Exercise aim: Copy the lines below as they are; omit the images they contain.
┄┄┄┄┄┄┄┄┄┄┄┄┄┄┄┄┄┄┄┄
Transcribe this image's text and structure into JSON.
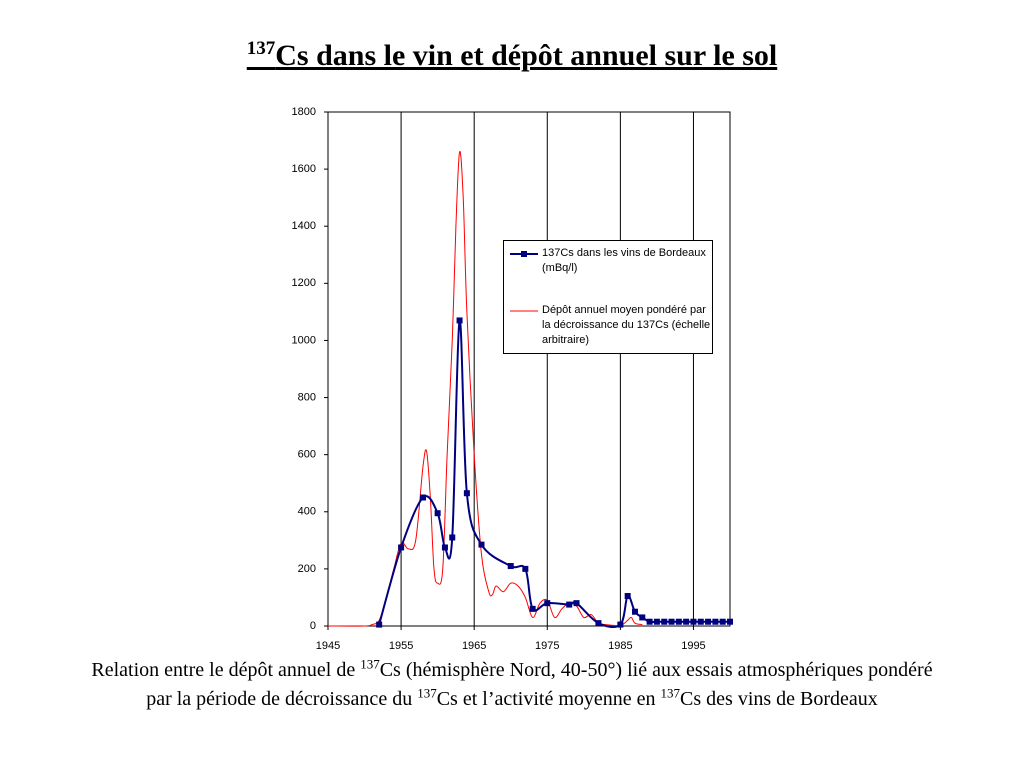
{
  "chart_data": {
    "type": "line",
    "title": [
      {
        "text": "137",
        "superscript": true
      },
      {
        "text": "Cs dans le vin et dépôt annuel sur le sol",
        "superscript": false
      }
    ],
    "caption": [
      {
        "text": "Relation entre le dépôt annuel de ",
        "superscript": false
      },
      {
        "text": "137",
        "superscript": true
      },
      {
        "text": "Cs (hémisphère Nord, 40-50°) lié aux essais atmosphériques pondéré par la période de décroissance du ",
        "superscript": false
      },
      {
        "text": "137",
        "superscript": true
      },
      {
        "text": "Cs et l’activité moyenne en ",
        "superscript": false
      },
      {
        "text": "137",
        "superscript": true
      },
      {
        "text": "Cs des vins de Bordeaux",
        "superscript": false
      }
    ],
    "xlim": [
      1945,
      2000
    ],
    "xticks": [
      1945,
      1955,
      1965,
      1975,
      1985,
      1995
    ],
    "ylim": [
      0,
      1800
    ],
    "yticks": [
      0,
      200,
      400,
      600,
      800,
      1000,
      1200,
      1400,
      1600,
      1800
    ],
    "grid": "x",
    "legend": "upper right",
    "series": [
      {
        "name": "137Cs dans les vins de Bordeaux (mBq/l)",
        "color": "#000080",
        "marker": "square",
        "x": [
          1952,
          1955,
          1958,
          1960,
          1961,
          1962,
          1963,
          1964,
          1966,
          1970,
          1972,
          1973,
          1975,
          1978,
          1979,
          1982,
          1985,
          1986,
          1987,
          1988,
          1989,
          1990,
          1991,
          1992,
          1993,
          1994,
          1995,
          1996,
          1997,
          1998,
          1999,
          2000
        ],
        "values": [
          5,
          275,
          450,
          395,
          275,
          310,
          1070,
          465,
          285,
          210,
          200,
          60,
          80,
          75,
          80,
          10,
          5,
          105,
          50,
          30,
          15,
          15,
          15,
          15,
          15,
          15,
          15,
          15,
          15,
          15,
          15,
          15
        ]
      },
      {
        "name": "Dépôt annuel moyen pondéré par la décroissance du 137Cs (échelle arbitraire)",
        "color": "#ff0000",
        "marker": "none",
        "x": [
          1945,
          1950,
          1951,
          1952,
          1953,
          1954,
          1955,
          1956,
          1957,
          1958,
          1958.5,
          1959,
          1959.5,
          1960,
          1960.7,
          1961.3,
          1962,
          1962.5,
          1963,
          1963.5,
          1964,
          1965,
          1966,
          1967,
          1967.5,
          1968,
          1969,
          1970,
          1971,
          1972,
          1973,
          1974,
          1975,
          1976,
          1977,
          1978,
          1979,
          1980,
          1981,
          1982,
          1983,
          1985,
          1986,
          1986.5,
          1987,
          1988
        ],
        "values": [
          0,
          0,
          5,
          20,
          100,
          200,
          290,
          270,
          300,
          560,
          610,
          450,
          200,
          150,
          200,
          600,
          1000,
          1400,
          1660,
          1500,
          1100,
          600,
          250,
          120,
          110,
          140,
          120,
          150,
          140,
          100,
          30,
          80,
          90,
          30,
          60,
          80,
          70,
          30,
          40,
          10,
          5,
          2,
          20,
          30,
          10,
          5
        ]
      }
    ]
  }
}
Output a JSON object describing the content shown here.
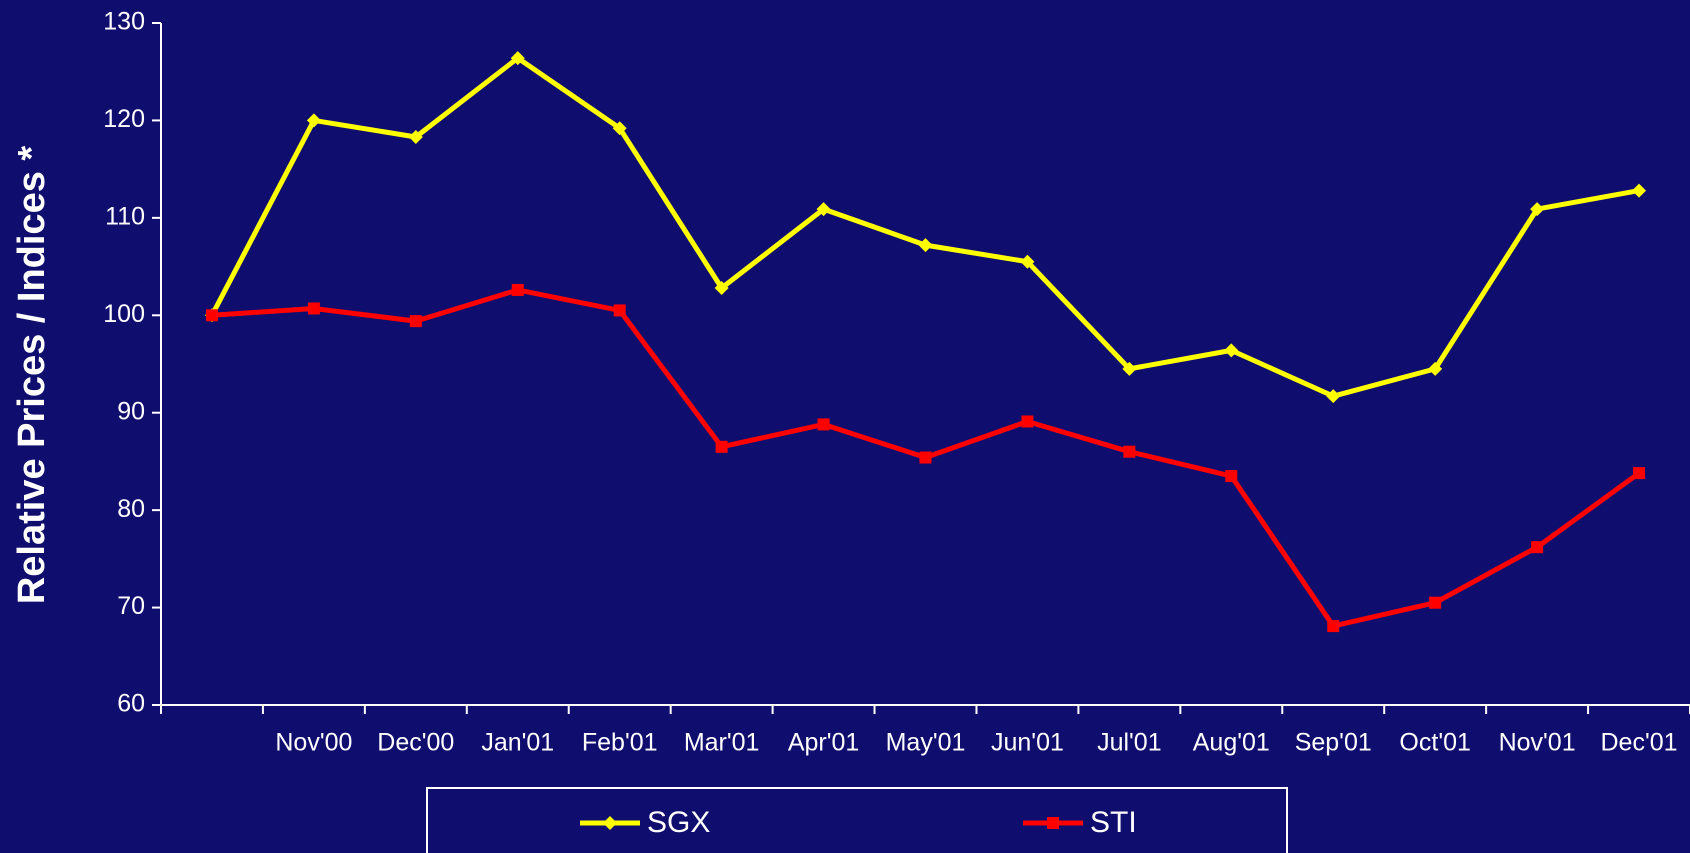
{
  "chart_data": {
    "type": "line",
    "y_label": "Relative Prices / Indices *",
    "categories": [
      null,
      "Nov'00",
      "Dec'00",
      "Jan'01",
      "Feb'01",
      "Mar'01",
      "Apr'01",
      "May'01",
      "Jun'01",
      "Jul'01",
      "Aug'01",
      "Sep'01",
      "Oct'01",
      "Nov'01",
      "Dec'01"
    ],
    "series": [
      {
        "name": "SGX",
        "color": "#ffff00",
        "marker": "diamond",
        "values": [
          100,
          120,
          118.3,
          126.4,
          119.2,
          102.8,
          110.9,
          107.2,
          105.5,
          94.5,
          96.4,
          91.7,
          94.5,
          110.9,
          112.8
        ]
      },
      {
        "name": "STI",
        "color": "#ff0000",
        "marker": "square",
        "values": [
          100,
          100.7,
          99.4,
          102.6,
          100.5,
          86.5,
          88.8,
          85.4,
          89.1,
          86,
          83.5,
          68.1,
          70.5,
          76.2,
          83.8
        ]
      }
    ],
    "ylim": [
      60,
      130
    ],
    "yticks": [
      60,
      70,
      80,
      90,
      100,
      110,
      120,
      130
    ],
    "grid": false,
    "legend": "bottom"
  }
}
┄┄┄┄┄┄┄┄┄┄┄┄┄┄┄┄┄┄┄┄
The result:
Transcribe this image's text and structure into JSON.
{
  "chart_data": {
    "type": "line",
    "title": [
      {
        "text": "137",
        "superscript": true
      },
      {
        "text": "Cs dans le vin et dépôt annuel sur le sol",
        "superscript": false
      }
    ],
    "caption": [
      {
        "text": "Relation entre le dépôt annuel de ",
        "superscript": false
      },
      {
        "text": "137",
        "superscript": true
      },
      {
        "text": "Cs (hémisphère Nord, 40-50°) lié aux essais atmosphériques pondéré par la période de décroissance du ",
        "superscript": false
      },
      {
        "text": "137",
        "superscript": true
      },
      {
        "text": "Cs et l’activité moyenne en ",
        "superscript": false
      },
      {
        "text": "137",
        "superscript": true
      },
      {
        "text": "Cs des vins de Bordeaux",
        "superscript": false
      }
    ],
    "xlim": [
      1945,
      2000
    ],
    "xticks": [
      1945,
      1955,
      1965,
      1975,
      1985,
      1995
    ],
    "ylim": [
      0,
      1800
    ],
    "yticks": [
      0,
      200,
      400,
      600,
      800,
      1000,
      1200,
      1400,
      1600,
      1800
    ],
    "grid": "x",
    "legend": "upper right",
    "series": [
      {
        "name": "137Cs dans les vins de Bordeaux (mBq/l)",
        "color": "#000080",
        "marker": "square",
        "x": [
          1952,
          1955,
          1958,
          1960,
          1961,
          1962,
          1963,
          1964,
          1966,
          1970,
          1972,
          1973,
          1975,
          1978,
          1979,
          1982,
          1985,
          1986,
          1987,
          1988,
          1989,
          1990,
          1991,
          1992,
          1993,
          1994,
          1995,
          1996,
          1997,
          1998,
          1999,
          2000
        ],
        "values": [
          5,
          275,
          450,
          395,
          275,
          310,
          1070,
          465,
          285,
          210,
          200,
          60,
          80,
          75,
          80,
          10,
          5,
          105,
          50,
          30,
          15,
          15,
          15,
          15,
          15,
          15,
          15,
          15,
          15,
          15,
          15,
          15
        ]
      },
      {
        "name": "Dépôt annuel moyen pondéré par la décroissance du 137Cs (échelle arbitraire)",
        "color": "#ff0000",
        "marker": "none",
        "x": [
          1945,
          1950,
          1951,
          1952,
          1953,
          1954,
          1955,
          1956,
          1957,
          1958,
          1958.5,
          1959,
          1959.5,
          1960,
          1960.7,
          1961.3,
          1962,
          1962.5,
          1963,
          1963.5,
          1964,
          1965,
          1966,
          1967,
          1967.5,
          1968,
          1969,
          1970,
          1971,
          1972,
          1973,
          1974,
          1975,
          1976,
          1977,
          1978,
          1979,
          1980,
          1981,
          1982,
          1983,
          1985,
          1986,
          1986.5,
          1987,
          1988
        ],
        "values": [
          0,
          0,
          5,
          20,
          100,
          200,
          290,
          270,
          300,
          560,
          610,
          450,
          200,
          150,
          200,
          600,
          1000,
          1400,
          1660,
          1500,
          1100,
          600,
          250,
          120,
          110,
          140,
          120,
          150,
          140,
          100,
          30,
          80,
          90,
          30,
          60,
          80,
          70,
          30,
          40,
          10,
          5,
          2,
          20,
          30,
          10,
          5
        ]
      }
    ]
  }
}
Output a JSON object describing the content shown here.
{
  "chart_data": {
    "type": "line",
    "y_label": "Relative Prices / Indices *",
    "categories": [
      null,
      "Nov'00",
      "Dec'00",
      "Jan'01",
      "Feb'01",
      "Mar'01",
      "Apr'01",
      "May'01",
      "Jun'01",
      "Jul'01",
      "Aug'01",
      "Sep'01",
      "Oct'01",
      "Nov'01",
      "Dec'01"
    ],
    "series": [
      {
        "name": "SGX",
        "color": "#ffff00",
        "marker": "diamond",
        "values": [
          100,
          120,
          118.3,
          126.4,
          119.2,
          102.8,
          110.9,
          107.2,
          105.5,
          94.5,
          96.4,
          91.7,
          94.5,
          110.9,
          112.8
        ]
      },
      {
        "name": "STI",
        "color": "#ff0000",
        "marker": "square",
        "values": [
          100,
          100.7,
          99.4,
          102.6,
          100.5,
          86.5,
          88.8,
          85.4,
          89.1,
          86,
          83.5,
          68.1,
          70.5,
          76.2,
          83.8
        ]
      }
    ],
    "ylim": [
      60,
      130
    ],
    "yticks": [
      60,
      70,
      80,
      90,
      100,
      110,
      120,
      130
    ],
    "grid": false,
    "legend": "bottom"
  }
}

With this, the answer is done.